*** Opening PAGE TEXT ***
The newly released fifth annual #RealCollege report summarizes evidence from more than 330,000 students enrolled at more than 400 colleges and universities. The results show that around 4 in 10 of those students were affected by food insecurity within the 30 days preceding the survey. Closer to 1 in 2 of those students were affected by housing insecurity, and about 16 percent experienced homelessness in the last year.
The estimates are higher for community college students but are by no means negligible for students at four-year institutions. The surveys have produced remarkably consistent results across states, regions, institutions and time. Other researchers in California, New York and Texas have identified very similar numbers in their independent studies.
The U.S. Government Accountability Office has systematically reviewed the evidence, as have other scientists. And while most students sent the electronic surveys in all of the studies never take them, researchers tend to find that students without adequate food or housing are far less likely to receive or complete electronic surveys given their time and financial limitations. Thus, the current estimates are likely conservative.
To be sure, most of the data thus far comes from public colleges and universities, and rarely from the flagships. The federal government has never collected this information from college students, though it will begin to this fall. But Anthony Jack and others are documenting these challenges in private colleges, even the most elite ones, and Tressie McMillan Cottom’s work clearly indicates that they must be present in for-profit colleges as well.
Thus, a once invisible problem is finally evident, one that undermines talent and hard work and reduces the nation’s stock of educated labor. What now?
The good news is that a national movement of students and faculty, college and community leaders, philanthropists and policymakers are working together to identify viable, effective and sustainable solutions.
As a result, there is a growing body of evidence on what to do. Solutions include meal voucher programs, subsidized housing, greater utilization of public benefits programs like SNAP and emergency financial aid. But these efforts require funding at a time when much of higher education is genuinely strapped for cash. While investing in students’ basic needs almost surely brings a strong return, upfront cash is required.
That is why it is incumbent on Congress to advance the many pieces of federal legislation now pending to help students succeed. The Food for Thought Act would begin to expand the National School Lunch Program to higher education, while the BASIC Act would establish a competitive grant program to help colleges develop a range of new supports.
Other bills would expand students’ access to SNAP, amend the Low Income Housing Tax Credit to increase the pool of affordable housing, and support former foster youths, a group at particular risk. These bills build on momentum create by similar legislation passed in many states.
This is a bipartisan effort; then-Wisconsin Gov. Scott Walker (R) was the first in the country to sign legislation authorizing an emergency aid program for two-year college students, while then-California Gov. Jerry Brown (D) was the first to sign a Hunger-Free Campus bill.
There are more than 25 million college students in the United States and more than 4,000 colleges and universities. Ours is a remarkably diverse system inclusive of all sorts of education and training programs. In 2020, community college is college. Welders and everyone else need some education beyond high school. We now have clear evidence that an overlooked challenge is getting in their way.
It is a national tragedy and a waste of taxpayer dollars if they never obtain those skills and complete their credentials simply because they could not get a good night’s sleep and three square meals a day.
*** Closing PAGE TEXT ***
*** Opening SOURCE INFORMATION ***
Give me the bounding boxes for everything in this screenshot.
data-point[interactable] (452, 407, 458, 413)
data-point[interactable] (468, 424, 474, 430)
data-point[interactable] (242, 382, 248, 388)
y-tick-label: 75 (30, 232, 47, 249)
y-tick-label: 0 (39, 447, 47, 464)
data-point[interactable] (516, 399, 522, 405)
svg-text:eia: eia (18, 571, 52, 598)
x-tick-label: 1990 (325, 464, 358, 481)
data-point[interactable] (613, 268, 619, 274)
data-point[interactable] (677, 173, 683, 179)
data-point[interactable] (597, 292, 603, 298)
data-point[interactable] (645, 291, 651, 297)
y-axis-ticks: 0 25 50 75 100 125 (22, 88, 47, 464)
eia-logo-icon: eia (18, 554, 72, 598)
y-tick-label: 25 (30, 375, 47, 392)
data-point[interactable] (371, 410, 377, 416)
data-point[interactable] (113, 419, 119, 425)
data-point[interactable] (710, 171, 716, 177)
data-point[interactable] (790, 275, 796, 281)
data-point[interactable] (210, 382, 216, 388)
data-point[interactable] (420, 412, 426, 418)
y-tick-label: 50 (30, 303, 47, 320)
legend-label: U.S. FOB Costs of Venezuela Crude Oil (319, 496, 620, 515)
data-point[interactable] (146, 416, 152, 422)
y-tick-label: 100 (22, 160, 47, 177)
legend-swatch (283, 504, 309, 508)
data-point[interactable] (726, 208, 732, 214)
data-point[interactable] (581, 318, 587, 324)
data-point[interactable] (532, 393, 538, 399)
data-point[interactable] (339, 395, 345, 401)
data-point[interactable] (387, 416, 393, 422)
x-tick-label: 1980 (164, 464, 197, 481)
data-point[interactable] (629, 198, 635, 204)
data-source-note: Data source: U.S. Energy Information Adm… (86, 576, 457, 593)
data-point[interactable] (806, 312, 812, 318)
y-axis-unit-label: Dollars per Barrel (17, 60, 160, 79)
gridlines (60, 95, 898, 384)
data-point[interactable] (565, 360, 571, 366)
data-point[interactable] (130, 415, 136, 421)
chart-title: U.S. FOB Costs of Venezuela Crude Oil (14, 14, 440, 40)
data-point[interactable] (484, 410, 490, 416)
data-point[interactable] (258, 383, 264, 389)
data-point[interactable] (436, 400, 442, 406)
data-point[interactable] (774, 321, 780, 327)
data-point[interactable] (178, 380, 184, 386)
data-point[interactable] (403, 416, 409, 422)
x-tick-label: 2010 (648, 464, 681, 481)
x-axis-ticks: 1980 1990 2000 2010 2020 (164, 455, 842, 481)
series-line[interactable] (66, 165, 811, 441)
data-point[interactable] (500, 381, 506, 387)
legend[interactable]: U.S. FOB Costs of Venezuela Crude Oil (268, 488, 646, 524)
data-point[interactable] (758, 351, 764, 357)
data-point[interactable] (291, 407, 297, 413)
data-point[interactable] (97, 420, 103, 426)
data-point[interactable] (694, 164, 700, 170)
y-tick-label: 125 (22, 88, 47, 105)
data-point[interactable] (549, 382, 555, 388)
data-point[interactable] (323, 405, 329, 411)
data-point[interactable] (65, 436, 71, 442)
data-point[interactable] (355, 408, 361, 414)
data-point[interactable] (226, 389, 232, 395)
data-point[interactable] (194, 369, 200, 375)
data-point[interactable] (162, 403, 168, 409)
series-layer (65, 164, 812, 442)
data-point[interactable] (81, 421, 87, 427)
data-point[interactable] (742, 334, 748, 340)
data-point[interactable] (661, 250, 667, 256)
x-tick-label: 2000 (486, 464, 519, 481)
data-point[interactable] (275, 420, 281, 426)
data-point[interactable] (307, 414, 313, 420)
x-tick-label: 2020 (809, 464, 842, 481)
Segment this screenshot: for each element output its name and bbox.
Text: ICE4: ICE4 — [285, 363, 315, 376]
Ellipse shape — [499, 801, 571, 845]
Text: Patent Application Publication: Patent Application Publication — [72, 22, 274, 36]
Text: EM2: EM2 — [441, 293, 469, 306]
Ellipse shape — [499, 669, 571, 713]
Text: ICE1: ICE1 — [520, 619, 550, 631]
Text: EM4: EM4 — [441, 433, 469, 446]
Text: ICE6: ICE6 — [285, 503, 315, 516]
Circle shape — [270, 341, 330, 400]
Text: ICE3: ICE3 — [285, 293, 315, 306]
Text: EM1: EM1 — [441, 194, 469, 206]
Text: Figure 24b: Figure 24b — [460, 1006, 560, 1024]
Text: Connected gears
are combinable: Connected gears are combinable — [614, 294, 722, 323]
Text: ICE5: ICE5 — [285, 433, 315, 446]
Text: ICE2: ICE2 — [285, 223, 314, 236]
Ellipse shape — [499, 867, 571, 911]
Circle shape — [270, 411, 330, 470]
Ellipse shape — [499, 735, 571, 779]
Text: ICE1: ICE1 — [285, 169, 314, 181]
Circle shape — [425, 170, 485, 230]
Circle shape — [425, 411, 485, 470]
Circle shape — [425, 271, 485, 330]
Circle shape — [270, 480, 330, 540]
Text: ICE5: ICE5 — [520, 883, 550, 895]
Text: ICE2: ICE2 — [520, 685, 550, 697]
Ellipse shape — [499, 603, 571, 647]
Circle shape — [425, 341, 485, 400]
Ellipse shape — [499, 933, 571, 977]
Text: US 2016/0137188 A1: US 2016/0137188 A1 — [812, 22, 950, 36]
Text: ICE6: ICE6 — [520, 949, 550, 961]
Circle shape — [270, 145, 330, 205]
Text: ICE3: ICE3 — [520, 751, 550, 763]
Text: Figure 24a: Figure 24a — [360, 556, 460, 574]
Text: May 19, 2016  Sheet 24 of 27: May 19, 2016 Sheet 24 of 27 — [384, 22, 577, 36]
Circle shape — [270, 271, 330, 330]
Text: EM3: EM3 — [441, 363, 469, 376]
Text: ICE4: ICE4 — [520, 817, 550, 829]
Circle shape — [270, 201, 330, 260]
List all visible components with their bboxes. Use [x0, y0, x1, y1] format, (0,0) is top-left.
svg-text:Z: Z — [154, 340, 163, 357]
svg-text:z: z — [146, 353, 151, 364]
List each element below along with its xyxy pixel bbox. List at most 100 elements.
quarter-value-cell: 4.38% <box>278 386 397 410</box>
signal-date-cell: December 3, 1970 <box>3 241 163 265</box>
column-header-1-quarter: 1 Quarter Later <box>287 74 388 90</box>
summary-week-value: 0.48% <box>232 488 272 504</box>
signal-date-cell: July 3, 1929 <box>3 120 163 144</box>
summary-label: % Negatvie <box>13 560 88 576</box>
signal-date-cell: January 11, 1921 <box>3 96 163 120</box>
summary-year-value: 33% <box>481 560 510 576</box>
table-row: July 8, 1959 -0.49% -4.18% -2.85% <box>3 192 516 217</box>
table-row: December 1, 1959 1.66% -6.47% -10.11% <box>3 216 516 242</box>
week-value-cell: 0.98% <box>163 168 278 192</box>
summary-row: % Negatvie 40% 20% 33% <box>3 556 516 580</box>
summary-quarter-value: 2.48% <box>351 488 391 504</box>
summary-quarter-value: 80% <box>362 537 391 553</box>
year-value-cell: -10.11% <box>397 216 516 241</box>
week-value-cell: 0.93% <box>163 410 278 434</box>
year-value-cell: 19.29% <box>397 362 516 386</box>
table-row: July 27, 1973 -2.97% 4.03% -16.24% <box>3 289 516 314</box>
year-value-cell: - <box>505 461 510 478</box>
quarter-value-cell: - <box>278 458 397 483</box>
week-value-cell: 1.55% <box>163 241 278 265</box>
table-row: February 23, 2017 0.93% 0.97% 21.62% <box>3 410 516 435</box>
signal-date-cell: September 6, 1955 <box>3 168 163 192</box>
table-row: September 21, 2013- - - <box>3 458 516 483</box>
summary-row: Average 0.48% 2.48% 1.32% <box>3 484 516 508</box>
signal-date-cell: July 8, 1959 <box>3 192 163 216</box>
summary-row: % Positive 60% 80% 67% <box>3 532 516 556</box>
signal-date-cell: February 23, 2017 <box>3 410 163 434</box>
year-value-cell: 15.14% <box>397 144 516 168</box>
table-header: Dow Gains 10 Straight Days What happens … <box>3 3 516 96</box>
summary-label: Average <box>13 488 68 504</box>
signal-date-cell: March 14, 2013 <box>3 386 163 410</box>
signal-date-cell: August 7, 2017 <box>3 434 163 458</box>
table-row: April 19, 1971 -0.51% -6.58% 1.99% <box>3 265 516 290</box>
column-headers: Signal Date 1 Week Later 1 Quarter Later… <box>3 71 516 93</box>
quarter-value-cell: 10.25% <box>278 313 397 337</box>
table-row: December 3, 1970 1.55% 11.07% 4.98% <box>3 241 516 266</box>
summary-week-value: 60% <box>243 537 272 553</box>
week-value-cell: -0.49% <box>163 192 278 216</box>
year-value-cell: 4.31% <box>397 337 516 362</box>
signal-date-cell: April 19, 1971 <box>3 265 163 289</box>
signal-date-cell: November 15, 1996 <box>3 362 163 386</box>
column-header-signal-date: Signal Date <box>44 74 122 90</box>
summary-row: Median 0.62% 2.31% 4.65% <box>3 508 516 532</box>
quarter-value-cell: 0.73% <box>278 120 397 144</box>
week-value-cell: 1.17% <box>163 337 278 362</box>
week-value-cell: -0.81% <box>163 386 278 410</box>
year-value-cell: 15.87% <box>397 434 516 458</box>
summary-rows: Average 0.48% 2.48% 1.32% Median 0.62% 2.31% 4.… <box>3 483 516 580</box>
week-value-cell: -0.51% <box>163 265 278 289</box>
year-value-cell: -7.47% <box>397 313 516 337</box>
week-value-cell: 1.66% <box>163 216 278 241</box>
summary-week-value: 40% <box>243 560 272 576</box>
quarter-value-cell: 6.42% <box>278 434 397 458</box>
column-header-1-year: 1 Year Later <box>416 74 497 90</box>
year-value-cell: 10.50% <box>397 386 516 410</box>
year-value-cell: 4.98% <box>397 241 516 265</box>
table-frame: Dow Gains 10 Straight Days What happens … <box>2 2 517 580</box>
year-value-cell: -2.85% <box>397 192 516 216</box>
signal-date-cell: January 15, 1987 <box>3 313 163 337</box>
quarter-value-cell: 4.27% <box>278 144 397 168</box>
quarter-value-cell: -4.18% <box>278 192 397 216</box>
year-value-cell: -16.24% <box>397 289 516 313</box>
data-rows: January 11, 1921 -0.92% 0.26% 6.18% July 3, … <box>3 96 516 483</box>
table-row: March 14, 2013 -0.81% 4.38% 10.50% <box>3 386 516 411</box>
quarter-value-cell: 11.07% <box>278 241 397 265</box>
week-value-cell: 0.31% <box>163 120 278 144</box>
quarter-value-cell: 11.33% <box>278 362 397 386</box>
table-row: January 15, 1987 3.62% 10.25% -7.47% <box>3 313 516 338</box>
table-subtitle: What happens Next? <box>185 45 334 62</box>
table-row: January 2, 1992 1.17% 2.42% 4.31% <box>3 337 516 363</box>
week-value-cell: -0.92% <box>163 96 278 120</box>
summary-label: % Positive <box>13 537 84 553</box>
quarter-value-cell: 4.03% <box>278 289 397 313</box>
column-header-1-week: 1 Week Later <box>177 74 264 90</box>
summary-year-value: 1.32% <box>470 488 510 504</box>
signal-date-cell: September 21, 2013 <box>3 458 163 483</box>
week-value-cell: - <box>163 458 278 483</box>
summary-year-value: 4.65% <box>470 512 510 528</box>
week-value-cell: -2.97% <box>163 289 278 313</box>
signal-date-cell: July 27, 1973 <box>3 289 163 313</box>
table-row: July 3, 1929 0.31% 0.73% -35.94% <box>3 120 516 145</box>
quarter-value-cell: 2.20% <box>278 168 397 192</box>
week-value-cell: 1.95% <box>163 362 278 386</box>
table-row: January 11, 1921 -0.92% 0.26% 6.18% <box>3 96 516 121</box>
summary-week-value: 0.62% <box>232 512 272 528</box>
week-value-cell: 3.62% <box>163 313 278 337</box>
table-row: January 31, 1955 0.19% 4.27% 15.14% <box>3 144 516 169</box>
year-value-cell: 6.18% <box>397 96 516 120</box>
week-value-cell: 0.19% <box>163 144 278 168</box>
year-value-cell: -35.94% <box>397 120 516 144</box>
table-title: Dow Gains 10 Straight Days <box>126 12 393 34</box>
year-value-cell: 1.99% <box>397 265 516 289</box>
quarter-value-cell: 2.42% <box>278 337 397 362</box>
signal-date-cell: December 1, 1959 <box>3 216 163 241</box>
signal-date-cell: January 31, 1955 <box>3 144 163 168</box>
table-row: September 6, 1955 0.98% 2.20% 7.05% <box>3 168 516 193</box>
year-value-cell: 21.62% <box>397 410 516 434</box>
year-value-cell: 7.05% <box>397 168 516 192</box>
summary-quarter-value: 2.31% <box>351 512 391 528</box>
*** Closing SOURCE INFORMATION ***
Condense the paragraph in the article on college students' food and housing insecurity that begins "As a result, there is a growing body" into a short list that keeps its main facts.

=== OUTPUT FOR THIS TASK ===
- A growing body of evidence shows what to do.
- Solutions include meal voucher programs, subsidized housing, greater use of public benefits programs like SNAP, and emergency financial aid.
- These efforts need funding at a time when much of higher education is short on cash.
- Investing in students' basic needs almost surely brings a strong return, but it requires upfront cash.